**PROBLEM DESCRIPTION**. Reproduce the entries below without any change, starting at the first line and ending at the line containing "app-label: 会议签到: [280, 652, 341, 671]", with both of those lines included.

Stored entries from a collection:
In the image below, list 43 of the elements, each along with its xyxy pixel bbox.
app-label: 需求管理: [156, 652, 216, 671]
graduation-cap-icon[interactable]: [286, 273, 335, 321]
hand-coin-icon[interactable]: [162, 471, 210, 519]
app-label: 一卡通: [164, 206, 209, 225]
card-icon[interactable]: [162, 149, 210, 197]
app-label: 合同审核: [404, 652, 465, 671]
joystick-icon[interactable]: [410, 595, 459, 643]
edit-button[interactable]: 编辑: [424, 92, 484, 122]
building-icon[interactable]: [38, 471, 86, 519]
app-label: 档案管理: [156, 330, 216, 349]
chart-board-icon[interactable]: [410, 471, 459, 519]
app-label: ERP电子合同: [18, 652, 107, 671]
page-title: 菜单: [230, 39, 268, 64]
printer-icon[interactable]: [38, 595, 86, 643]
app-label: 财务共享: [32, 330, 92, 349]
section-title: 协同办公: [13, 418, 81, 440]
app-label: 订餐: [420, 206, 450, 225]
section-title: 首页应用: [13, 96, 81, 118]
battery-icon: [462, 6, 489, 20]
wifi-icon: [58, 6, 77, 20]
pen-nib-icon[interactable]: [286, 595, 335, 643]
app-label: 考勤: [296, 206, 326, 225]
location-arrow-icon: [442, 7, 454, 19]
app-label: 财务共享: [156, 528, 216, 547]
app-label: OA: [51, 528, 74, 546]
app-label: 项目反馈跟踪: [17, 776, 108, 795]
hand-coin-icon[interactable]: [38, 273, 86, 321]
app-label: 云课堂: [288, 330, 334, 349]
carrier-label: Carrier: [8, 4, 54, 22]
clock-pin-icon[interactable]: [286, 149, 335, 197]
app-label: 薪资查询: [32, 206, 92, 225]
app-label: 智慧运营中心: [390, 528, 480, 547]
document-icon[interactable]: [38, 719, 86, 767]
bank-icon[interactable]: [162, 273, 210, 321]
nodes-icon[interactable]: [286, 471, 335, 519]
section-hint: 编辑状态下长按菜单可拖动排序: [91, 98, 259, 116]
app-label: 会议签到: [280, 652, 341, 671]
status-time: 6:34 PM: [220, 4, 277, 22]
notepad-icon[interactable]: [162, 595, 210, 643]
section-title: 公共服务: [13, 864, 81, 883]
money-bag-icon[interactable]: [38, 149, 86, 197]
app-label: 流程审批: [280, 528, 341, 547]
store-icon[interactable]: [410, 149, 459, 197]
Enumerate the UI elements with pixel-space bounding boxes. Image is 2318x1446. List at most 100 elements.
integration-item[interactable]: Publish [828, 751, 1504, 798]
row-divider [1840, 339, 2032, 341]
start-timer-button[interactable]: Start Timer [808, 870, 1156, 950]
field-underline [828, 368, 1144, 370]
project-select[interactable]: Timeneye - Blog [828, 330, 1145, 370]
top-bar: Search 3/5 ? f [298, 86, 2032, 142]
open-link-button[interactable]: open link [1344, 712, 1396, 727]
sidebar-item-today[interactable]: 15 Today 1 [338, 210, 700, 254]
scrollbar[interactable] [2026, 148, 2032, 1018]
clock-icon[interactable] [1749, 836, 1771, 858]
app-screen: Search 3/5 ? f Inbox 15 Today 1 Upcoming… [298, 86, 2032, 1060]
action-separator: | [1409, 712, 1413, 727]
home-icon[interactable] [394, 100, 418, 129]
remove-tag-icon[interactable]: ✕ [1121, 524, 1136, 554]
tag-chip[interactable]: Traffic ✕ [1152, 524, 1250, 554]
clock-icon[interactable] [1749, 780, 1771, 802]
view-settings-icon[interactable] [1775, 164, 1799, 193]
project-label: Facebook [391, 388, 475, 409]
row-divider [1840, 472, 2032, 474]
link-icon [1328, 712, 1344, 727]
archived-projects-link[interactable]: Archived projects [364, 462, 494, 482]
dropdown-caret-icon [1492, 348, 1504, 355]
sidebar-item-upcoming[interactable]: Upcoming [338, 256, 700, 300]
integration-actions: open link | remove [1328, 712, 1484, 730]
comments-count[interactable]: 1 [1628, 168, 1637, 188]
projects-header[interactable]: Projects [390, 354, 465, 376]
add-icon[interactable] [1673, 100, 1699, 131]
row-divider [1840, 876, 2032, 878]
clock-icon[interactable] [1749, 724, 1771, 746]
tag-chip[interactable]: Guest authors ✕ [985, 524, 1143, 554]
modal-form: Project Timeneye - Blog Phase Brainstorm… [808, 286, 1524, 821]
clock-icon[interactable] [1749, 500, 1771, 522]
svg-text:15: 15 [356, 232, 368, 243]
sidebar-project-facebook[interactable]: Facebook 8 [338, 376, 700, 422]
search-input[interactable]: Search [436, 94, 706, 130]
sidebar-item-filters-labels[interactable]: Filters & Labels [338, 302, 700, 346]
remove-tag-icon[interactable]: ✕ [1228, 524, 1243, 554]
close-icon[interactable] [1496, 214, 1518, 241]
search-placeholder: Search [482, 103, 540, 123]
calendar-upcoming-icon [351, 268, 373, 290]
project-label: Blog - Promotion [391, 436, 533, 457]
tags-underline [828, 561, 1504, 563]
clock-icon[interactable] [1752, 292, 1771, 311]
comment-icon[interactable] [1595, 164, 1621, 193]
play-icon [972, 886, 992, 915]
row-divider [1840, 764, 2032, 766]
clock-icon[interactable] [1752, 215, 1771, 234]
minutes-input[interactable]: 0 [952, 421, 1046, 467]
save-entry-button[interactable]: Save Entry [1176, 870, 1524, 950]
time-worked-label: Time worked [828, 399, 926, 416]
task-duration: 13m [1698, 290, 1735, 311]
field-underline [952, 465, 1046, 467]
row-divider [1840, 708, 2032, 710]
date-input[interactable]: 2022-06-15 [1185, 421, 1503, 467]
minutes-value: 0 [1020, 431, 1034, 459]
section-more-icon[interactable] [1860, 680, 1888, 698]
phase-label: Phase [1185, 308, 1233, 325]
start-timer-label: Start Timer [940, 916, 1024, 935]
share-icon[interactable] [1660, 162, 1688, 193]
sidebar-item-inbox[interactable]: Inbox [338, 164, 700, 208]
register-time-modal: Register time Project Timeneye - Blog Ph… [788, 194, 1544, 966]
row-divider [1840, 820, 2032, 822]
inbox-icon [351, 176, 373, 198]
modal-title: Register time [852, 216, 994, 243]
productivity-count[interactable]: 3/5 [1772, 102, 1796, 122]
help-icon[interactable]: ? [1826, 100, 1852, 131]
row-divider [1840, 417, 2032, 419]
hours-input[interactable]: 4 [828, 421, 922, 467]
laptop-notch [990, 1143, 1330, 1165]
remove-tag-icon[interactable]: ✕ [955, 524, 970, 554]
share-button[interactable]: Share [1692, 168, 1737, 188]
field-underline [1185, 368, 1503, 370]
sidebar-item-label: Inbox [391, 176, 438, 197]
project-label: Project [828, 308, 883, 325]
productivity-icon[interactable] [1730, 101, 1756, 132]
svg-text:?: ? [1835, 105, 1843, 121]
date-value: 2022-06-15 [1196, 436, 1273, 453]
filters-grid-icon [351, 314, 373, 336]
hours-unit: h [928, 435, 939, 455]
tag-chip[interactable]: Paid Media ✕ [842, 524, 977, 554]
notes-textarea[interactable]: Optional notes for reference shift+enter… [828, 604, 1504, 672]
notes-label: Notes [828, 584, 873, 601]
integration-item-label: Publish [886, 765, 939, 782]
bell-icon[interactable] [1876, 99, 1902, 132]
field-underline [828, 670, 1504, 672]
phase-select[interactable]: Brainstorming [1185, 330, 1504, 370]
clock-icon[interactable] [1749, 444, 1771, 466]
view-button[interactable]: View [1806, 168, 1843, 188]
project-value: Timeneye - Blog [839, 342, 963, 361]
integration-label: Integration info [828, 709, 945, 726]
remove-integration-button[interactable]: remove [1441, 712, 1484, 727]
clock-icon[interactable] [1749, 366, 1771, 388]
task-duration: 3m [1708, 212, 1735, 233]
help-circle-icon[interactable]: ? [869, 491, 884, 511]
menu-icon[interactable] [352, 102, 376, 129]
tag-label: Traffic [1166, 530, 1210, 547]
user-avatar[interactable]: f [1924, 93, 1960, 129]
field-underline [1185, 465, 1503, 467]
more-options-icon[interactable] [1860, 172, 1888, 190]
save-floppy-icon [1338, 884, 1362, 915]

**RESPONSE**.
In the image below, list 43 of the elements, each along with its xyxy pixel bbox.
app-label: 需求管理: [156, 652, 216, 671]
graduation-cap-icon[interactable]: [286, 273, 335, 321]
hand-coin-icon[interactable]: [162, 471, 210, 519]
app-label: 一卡通: [164, 206, 209, 225]
card-icon[interactable]: [162, 149, 210, 197]
app-label: 合同审核: [404, 652, 465, 671]
joystick-icon[interactable]: [410, 595, 459, 643]
edit-button[interactable]: 编辑: [424, 92, 484, 122]
building-icon[interactable]: [38, 471, 86, 519]
app-label: 档案管理: [156, 330, 216, 349]
chart-board-icon[interactable]: [410, 471, 459, 519]
app-label: ERP电子合同: [18, 652, 107, 671]
page-title: 菜单: [230, 39, 268, 64]
printer-icon[interactable]: [38, 595, 86, 643]
app-label: 财务共享: [32, 330, 92, 349]
section-title: 协同办公: [13, 418, 81, 440]
app-label: 订餐: [420, 206, 450, 225]
section-title: 首页应用: [13, 96, 81, 118]
battery-icon: [462, 6, 489, 20]
wifi-icon: [58, 6, 77, 20]
pen-nib-icon[interactable]: [286, 595, 335, 643]
app-label: 考勤: [296, 206, 326, 225]
location-arrow-icon: [442, 7, 454, 19]
app-label: 财务共享: [156, 528, 216, 547]
app-label: OA: [51, 528, 74, 546]
app-label: 项目反馈跟踪: [17, 776, 108, 795]
hand-coin-icon[interactable]: [38, 273, 86, 321]
app-label: 云课堂: [288, 330, 334, 349]
carrier-label: Carrier: [8, 4, 54, 22]
clock-pin-icon[interactable]: [286, 149, 335, 197]
app-label: 薪资查询: [32, 206, 92, 225]
app-label: 智慧运营中心: [390, 528, 480, 547]
document-icon[interactable]: [38, 719, 86, 767]
bank-icon[interactable]: [162, 273, 210, 321]
nodes-icon[interactable]: [286, 471, 335, 519]
section-hint: 编辑状态下长按菜单可拖动排序: [91, 98, 259, 116]
app-label: 会议签到: [280, 652, 341, 671]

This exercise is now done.